## Begin Raw records
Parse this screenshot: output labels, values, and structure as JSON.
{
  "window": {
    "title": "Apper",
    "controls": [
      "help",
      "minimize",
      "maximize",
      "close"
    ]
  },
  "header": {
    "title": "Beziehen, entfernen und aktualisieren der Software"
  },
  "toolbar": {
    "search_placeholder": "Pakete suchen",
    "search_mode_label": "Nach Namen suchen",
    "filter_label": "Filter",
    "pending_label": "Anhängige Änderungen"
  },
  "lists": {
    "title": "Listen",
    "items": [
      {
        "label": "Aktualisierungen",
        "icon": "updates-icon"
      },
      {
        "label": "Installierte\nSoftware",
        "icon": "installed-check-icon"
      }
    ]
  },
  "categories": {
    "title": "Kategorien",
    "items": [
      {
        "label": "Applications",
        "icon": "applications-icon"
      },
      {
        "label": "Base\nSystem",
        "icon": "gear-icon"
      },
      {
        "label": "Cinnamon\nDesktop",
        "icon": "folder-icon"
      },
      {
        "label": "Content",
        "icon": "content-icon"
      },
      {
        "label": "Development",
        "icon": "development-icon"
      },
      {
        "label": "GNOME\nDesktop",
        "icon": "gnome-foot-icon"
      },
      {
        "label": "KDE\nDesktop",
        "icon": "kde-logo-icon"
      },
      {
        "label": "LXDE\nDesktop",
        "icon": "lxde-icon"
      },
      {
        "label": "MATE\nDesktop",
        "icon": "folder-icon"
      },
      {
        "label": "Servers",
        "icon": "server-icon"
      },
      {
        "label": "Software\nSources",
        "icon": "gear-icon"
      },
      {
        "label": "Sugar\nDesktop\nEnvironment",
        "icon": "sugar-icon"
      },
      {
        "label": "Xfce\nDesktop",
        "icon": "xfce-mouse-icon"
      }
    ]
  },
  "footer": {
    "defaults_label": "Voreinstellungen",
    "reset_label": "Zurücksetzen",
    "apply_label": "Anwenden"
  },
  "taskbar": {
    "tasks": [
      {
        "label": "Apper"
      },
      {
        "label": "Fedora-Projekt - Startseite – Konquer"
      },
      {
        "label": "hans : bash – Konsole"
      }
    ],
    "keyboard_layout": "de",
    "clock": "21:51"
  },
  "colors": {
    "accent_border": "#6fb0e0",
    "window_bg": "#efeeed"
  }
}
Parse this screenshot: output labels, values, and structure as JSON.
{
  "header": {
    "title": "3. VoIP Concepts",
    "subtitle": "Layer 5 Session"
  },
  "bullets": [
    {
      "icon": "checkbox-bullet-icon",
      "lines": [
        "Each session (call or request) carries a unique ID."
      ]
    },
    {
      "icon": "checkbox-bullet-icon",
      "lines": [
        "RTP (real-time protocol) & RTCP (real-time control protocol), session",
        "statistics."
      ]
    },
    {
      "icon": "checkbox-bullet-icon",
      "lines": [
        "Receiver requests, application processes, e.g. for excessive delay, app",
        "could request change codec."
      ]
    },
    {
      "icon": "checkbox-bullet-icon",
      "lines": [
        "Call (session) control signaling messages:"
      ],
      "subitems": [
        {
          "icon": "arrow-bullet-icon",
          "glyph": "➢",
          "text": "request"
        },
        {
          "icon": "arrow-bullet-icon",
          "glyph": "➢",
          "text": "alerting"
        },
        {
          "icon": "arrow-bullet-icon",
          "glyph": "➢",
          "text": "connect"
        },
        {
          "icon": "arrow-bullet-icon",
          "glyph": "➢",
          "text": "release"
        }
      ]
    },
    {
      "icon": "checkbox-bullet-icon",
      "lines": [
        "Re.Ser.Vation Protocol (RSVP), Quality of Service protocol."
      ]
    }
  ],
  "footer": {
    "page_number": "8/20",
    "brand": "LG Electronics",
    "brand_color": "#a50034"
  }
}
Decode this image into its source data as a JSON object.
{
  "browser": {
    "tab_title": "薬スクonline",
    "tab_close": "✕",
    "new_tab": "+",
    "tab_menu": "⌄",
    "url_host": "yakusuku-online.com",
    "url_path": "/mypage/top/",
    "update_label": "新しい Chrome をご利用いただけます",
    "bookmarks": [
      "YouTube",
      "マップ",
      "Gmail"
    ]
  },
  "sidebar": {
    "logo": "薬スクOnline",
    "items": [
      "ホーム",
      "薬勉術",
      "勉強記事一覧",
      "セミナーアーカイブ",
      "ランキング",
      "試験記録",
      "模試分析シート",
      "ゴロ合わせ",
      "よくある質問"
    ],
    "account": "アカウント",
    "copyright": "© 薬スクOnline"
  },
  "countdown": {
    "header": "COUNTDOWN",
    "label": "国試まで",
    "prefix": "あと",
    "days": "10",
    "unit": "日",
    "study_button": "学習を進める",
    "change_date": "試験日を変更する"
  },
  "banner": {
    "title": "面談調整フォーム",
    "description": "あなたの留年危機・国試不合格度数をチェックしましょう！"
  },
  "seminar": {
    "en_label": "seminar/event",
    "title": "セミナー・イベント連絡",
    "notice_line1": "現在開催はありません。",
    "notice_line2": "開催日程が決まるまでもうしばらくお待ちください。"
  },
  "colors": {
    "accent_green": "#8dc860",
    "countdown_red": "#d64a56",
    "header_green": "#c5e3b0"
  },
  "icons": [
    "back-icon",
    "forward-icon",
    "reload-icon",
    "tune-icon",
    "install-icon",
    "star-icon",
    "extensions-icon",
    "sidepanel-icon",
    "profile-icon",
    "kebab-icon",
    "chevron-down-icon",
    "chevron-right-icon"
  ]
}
## End Raw records
• _Short task_:
Type out the whole listing above again, exactly as it stands.

• _In response_:
Parse this screenshot: output labels, values, and structure as JSON.
{
  "window": {
    "title": "Apper",
    "controls": [
      "help",
      "minimize",
      "maximize",
      "close"
    ]
  },
  "header": {
    "title": "Beziehen, entfernen und aktualisieren der Software"
  },
  "toolbar": {
    "search_placeholder": "Pakete suchen",
    "search_mode_label": "Nach Namen suchen",
    "filter_label": "Filter",
    "pending_label": "Anhängige Änderungen"
  },
  "lists": {
    "title": "Listen",
    "items": [
      {
        "label": "Aktualisierungen",
        "icon": "updates-icon"
      },
      {
        "label": "Installierte\nSoftware",
        "icon": "installed-check-icon"
      }
    ]
  },
  "categories": {
    "title": "Kategorien",
    "items": [
      {
        "label": "Applications",
        "icon": "applications-icon"
      },
      {
        "label": "Base\nSystem",
        "icon": "gear-icon"
      },
      {
        "label": "Cinnamon\nDesktop",
        "icon": "folder-icon"
      },
      {
        "label": "Content",
        "icon": "content-icon"
      },
      {
        "label": "Development",
        "icon": "development-icon"
      },
      {
        "label": "GNOME\nDesktop",
        "icon": "gnome-foot-icon"
      },
      {
        "label": "KDE\nDesktop",
        "icon": "kde-logo-icon"
      },
      {
        "label": "LXDE\nDesktop",
        "icon": "lxde-icon"
      },
      {
        "label": "MATE\nDesktop",
        "icon": "folder-icon"
      },
      {
        "label": "Servers",
        "icon": "server-icon"
      },
      {
        "label": "Software\nSources",
        "icon": "gear-icon"
      },
      {
        "label": "Sugar\nDesktop\nEnvironment",
        "icon": "sugar-icon"
      },
      {
        "label": "Xfce\nDesktop",
        "icon": "xfce-mouse-icon"
      }
    ]
  },
  "footer": {
    "defaults_label": "Voreinstellungen",
    "reset_label": "Zurücksetzen",
    "apply_label": "Anwenden"
  },
  "taskbar": {
    "tasks": [
      {
        "label": "Apper"
      },
      {
        "label": "Fedora-Projekt - Startseite – Konquer"
      },
      {
        "label": "hans : bash – Konsole"
      }
    ],
    "keyboard_layout": "de",
    "clock": "21:51"
  },
  "colors": {
    "accent_border": "#6fb0e0",
    "window_bg": "#efeeed"
  }
}
Parse this screenshot: output labels, values, and structure as JSON.
{
  "header": {
    "title": "3. VoIP Concepts",
    "subtitle": "Layer 5 Session"
  },
  "bullets": [
    {
      "icon": "checkbox-bullet-icon",
      "lines": [
        "Each session (call or request) carries a unique ID."
      ]
    },
    {
      "icon": "checkbox-bullet-icon",
      "lines": [
        "RTP (real-time protocol) & RTCP (real-time control protocol), session",
        "statistics."
      ]
    },
    {
      "icon": "checkbox-bullet-icon",
      "lines": [
        "Receiver requests, application processes, e.g. for excessive delay, app",
        "could request change codec."
      ]
    },
    {
      "icon": "checkbox-bullet-icon",
      "lines": [
        "Call (session) control signaling messages:"
      ],
      "subitems": [
        {
          "icon": "arrow-bullet-icon",
          "glyph": "➢",
          "text": "request"
        },
        {
          "icon": "arrow-bullet-icon",
          "glyph": "➢",
          "text": "alerting"
        },
        {
          "icon": "arrow-bullet-icon",
          "glyph": "➢",
          "text": "connect"
        },
        {
          "icon": "arrow-bullet-icon",
          "glyph": "➢",
          "text": "release"
        }
      ]
    },
    {
      "icon": "checkbox-bullet-icon",
      "lines": [
        "Re.Ser.Vation Protocol (RSVP), Quality of Service protocol."
      ]
    }
  ],
  "footer": {
    "page_number": "8/20",
    "brand": "LG Electronics",
    "brand_color": "#a50034"
  }
}
Decode this image into its source data as a JSON object.
{
  "browser": {
    "tab_title": "薬スクonline",
    "tab_close": "✕",
    "new_tab": "+",
    "tab_menu": "⌄",
    "url_host": "yakusuku-online.com",
    "url_path": "/mypage/top/",
    "update_label": "新しい Chrome をご利用いただけます",
    "bookmarks": [
      "YouTube",
      "マップ",
      "Gmail"
    ]
  },
  "sidebar": {
    "logo": "薬スクOnline",
    "items": [
      "ホーム",
      "薬勉術",
      "勉強記事一覧",
      "セミナーアーカイブ",
      "ランキング",
      "試験記録",
      "模試分析シート",
      "ゴロ合わせ",
      "よくある質問"
    ],
    "account": "アカウント",
    "copyright": "© 薬スクOnline"
  },
  "countdown": {
    "header": "COUNTDOWN",
    "label": "国試まで",
    "prefix": "あと",
    "days": "10",
    "unit": "日",
    "study_button": "学習を進める",
    "change_date": "試験日を変更する"
  },
  "banner": {
    "title": "面談調整フォーム",
    "description": "あなたの留年危機・国試不合格度数をチェックしましょう！"
  },
  "seminar": {
    "en_label": "seminar/event",
    "title": "セミナー・イベント連絡",
    "notice_line1": "現在開催はありません。",
    "notice_line2": "開催日程が決まるまでもうしばらくお待ちください。"
  },
  "colors": {
    "accent_green": "#8dc860",
    "countdown_red": "#d64a56",
    "header_green": "#c5e3b0"
  },
  "icons": [
    "back-icon",
    "forward-icon",
    "reload-icon",
    "tune-icon",
    "install-icon",
    "star-icon",
    "extensions-icon",
    "sidepanel-icon",
    "profile-icon",
    "kebab-icon",
    "chevron-down-icon",
    "chevron-right-icon"
  ]
}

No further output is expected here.